▶ WRITTEN INSTRUCTION
Transcribe the rows from the line with "What elements are" to the line with "751, 231, 810]", both ends included, without the picture.

▶ PROVIDED ENTRIES

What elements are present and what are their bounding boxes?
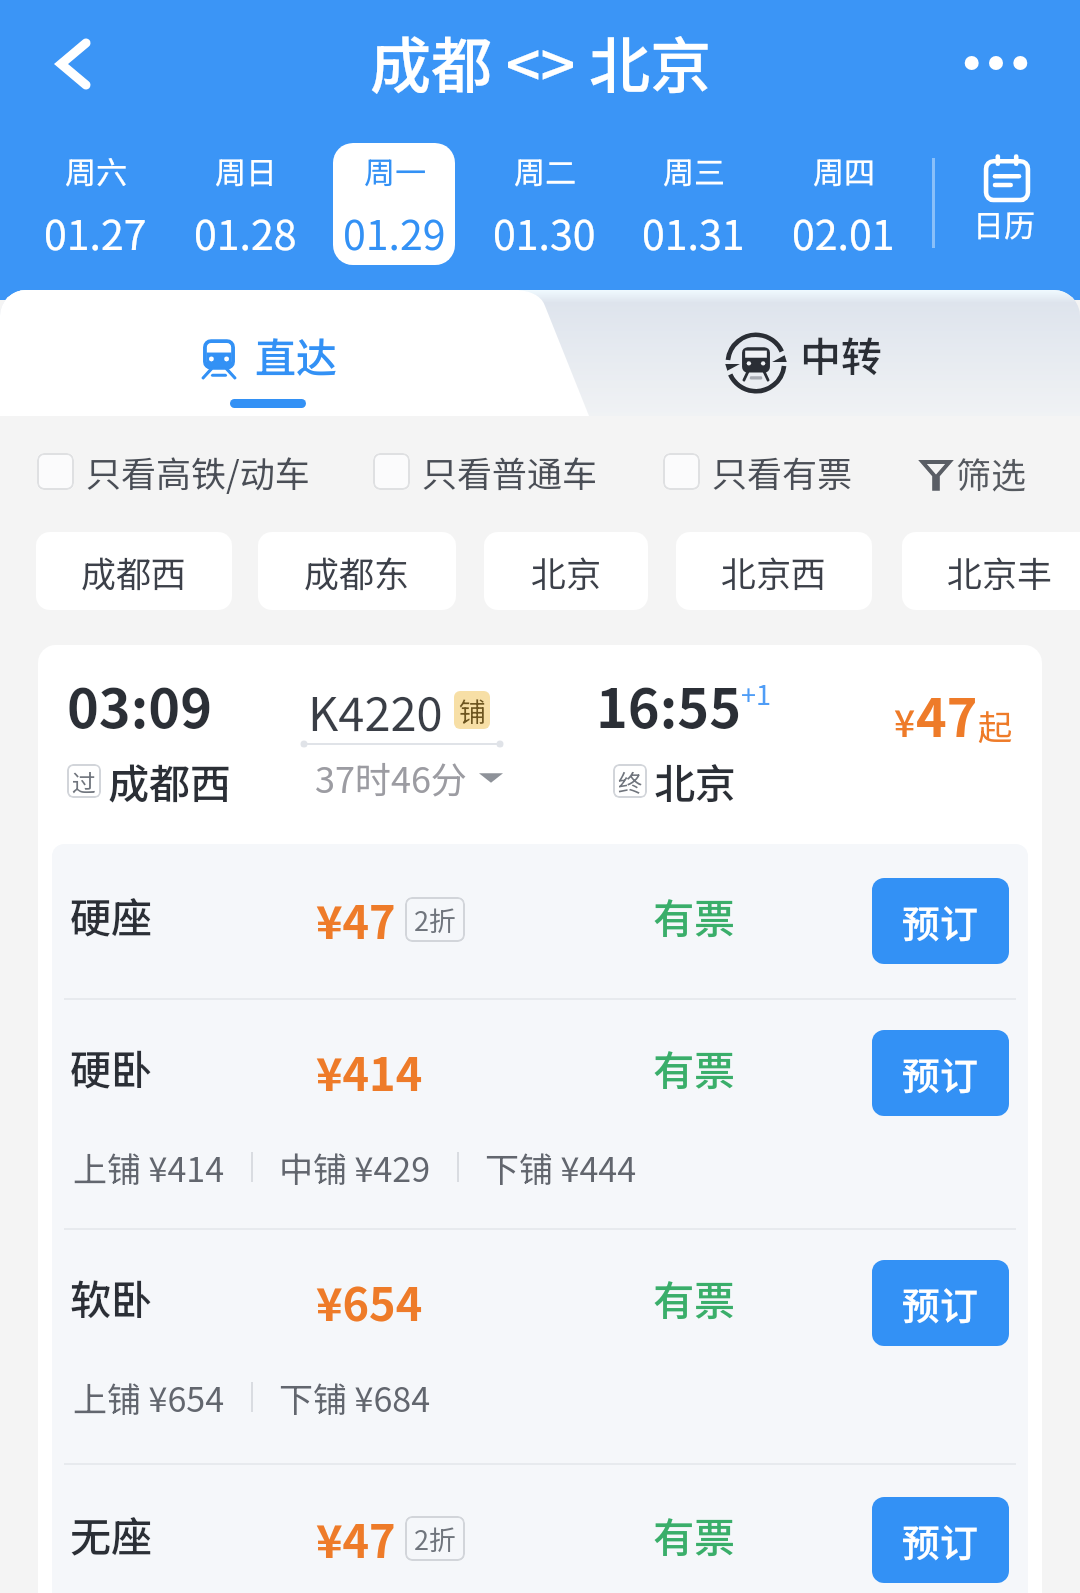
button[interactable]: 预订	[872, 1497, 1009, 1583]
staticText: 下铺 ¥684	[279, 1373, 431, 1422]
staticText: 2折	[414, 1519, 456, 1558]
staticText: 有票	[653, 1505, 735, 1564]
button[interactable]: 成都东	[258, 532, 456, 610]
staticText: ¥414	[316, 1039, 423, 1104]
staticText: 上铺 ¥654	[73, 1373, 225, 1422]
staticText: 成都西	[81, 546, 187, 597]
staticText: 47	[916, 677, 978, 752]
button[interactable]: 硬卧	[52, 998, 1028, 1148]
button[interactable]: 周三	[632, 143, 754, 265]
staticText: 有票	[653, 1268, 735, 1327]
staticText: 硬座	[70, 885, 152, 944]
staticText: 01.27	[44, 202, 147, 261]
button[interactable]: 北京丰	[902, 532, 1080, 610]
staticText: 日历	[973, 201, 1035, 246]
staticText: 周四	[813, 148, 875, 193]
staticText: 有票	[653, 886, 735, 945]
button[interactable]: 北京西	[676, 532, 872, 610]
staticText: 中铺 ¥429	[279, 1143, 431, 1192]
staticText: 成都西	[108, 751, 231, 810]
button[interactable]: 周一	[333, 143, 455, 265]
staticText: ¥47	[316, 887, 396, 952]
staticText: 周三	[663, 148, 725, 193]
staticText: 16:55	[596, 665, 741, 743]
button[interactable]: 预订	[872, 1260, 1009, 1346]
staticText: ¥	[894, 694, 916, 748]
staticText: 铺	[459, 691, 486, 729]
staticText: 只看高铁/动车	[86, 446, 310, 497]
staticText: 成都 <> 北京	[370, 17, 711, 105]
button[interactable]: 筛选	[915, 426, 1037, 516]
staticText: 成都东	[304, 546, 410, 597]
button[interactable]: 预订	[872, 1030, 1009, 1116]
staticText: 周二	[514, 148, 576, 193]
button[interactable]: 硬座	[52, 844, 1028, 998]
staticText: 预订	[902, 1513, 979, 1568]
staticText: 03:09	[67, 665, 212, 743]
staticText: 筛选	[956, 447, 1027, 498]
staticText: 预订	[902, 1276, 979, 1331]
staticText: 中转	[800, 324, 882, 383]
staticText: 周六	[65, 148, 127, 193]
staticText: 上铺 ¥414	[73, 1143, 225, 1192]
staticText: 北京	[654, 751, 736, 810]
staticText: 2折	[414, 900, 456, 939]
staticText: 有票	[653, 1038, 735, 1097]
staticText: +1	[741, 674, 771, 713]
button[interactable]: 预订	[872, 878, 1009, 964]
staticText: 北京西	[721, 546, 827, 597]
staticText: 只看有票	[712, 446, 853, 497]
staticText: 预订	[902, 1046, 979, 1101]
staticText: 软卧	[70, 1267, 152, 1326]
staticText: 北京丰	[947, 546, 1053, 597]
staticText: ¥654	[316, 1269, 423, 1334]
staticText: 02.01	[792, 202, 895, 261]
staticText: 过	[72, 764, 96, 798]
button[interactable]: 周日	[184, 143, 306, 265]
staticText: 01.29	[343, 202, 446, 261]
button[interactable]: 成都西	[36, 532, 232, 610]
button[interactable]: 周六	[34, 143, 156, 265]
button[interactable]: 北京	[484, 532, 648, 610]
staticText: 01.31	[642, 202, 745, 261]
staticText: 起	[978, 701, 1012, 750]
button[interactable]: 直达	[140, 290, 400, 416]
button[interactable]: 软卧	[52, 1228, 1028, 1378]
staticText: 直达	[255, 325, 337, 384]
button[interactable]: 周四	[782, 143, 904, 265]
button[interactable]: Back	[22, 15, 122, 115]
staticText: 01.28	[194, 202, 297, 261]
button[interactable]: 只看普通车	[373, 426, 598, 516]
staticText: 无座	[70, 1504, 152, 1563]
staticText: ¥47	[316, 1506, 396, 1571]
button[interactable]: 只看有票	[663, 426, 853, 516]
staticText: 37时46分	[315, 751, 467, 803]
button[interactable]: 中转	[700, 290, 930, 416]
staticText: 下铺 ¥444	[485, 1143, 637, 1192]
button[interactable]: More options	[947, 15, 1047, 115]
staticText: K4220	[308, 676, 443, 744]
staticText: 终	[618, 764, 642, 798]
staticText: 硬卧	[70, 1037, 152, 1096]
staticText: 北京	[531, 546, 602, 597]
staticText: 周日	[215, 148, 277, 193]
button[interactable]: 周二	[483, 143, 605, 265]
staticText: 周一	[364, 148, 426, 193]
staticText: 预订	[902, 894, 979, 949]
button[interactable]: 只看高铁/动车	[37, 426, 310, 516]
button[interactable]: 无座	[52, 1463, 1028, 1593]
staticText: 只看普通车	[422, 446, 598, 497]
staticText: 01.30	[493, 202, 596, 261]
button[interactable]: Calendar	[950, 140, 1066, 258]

* * *

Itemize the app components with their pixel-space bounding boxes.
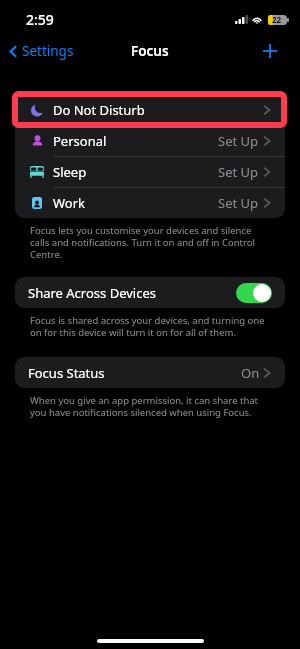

▶ ANSWER
What elements are present and what are their bounding boxes?
button[interactable]: 预订	[872, 1497, 1009, 1583]
staticText: 下铺 ¥684	[279, 1373, 431, 1422]
staticText: 2折	[414, 1519, 456, 1558]
staticText: 有票	[653, 1505, 735, 1564]
button[interactable]: 成都东	[258, 532, 456, 610]
staticText: ¥414	[316, 1039, 423, 1104]
staticText: 上铺 ¥654	[73, 1373, 225, 1422]
staticText: 成都西	[81, 546, 187, 597]
staticText: 47	[916, 677, 978, 752]
button[interactable]: 硬卧	[52, 998, 1028, 1148]
button[interactable]: 周三	[632, 143, 754, 265]
staticText: 有票	[653, 1268, 735, 1327]
staticText: 硬座	[70, 885, 152, 944]
staticText: 01.27	[44, 202, 147, 261]
button[interactable]: 北京丰	[902, 532, 1080, 610]
staticText: 日历	[973, 201, 1035, 246]
staticText: 周四	[813, 148, 875, 193]
staticText: 有票	[653, 886, 735, 945]
button[interactable]: 北京西	[676, 532, 872, 610]
staticText: 中铺 ¥429	[279, 1143, 431, 1192]
staticText: 成都西	[108, 751, 231, 810]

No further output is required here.